+++ Provided data
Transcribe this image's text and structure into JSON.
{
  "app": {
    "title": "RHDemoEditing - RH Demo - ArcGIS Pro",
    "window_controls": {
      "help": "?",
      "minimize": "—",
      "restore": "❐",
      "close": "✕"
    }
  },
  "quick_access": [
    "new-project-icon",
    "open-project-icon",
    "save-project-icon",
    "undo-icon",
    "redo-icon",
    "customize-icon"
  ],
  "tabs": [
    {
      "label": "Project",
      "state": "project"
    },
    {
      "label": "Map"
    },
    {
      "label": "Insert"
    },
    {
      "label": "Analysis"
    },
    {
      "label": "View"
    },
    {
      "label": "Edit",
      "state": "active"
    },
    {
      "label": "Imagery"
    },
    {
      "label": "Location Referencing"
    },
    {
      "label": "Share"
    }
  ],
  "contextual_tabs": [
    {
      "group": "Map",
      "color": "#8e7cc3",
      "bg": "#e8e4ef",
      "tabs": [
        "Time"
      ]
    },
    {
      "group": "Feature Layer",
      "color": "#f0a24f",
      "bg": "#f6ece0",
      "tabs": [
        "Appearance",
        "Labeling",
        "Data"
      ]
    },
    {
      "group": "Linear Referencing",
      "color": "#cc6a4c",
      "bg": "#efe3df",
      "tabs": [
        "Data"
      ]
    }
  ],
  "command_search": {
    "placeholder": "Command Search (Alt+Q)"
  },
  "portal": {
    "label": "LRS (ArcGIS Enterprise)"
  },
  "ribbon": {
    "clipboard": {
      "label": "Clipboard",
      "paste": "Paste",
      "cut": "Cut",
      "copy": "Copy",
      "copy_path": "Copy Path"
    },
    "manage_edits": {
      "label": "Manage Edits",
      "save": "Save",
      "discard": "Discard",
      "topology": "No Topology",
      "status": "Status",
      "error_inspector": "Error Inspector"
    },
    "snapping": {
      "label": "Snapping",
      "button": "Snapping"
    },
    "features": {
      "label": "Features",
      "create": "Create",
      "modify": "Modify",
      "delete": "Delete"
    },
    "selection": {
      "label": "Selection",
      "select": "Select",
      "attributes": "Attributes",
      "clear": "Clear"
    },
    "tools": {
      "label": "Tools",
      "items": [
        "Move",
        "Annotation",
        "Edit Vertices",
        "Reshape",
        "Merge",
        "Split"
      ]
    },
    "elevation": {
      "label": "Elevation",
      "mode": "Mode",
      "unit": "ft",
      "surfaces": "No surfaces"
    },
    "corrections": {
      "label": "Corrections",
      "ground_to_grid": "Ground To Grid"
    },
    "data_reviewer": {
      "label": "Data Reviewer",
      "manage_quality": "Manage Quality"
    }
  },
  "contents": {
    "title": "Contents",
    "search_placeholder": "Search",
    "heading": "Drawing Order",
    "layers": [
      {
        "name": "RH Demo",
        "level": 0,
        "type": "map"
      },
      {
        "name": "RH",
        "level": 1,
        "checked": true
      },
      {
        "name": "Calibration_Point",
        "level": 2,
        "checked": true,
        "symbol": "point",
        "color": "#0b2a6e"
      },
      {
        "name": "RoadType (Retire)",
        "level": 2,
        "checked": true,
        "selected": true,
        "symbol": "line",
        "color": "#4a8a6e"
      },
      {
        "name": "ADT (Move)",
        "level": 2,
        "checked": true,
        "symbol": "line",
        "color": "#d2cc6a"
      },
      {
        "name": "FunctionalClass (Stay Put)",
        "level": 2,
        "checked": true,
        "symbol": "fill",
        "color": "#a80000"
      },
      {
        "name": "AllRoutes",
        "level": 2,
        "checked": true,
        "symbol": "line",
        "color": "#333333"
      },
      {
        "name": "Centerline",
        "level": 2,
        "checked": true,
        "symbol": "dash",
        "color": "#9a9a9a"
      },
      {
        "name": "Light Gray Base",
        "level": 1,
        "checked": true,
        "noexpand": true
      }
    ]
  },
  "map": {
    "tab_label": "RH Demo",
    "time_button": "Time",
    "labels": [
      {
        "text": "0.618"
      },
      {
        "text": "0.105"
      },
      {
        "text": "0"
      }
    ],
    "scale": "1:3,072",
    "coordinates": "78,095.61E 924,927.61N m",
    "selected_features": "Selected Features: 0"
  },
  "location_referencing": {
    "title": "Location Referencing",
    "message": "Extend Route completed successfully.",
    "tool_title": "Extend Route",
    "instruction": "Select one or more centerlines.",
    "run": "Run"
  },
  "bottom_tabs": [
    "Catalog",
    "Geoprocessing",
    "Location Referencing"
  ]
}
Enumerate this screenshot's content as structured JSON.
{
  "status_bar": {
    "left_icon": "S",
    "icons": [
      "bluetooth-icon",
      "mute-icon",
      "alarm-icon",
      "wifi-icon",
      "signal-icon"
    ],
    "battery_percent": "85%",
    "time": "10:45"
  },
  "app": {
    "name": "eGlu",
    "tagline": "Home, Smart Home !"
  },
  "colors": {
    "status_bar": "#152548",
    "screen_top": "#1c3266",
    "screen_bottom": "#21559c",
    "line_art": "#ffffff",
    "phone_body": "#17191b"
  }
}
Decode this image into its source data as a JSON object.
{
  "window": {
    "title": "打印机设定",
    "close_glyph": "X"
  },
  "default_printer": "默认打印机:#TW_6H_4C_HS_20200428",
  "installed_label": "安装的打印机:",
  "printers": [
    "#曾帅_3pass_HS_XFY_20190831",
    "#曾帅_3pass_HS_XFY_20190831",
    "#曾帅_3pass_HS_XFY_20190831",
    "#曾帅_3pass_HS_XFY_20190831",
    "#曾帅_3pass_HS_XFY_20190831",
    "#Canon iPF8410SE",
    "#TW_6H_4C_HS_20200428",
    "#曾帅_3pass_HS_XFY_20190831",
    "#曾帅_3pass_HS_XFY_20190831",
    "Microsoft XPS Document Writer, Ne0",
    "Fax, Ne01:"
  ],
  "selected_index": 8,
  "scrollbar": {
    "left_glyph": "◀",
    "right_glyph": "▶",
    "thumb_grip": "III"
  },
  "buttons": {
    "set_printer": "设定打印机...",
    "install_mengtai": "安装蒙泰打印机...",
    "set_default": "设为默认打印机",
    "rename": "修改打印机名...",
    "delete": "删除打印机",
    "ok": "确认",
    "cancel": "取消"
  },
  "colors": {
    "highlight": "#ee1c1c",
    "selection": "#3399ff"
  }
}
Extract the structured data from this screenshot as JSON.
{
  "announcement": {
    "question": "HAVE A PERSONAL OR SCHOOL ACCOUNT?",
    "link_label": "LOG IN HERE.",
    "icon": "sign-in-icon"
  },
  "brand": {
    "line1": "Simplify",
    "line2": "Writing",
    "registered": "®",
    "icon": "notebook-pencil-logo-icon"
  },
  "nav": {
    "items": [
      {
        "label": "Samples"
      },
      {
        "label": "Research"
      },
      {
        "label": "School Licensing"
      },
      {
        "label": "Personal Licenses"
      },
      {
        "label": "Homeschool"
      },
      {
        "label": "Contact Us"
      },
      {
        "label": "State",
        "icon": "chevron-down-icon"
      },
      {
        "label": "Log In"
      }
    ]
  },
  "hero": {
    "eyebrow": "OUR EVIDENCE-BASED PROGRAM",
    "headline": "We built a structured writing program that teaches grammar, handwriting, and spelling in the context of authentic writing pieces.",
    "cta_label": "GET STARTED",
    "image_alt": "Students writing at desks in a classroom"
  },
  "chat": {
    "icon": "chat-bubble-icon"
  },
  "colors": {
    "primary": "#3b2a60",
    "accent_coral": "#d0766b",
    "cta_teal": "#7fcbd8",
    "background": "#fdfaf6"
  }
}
++++++
▸ Problem statement:
How many of the lines above contain the string "structured"? Give the number only.

▸ Solution to this exercise:
3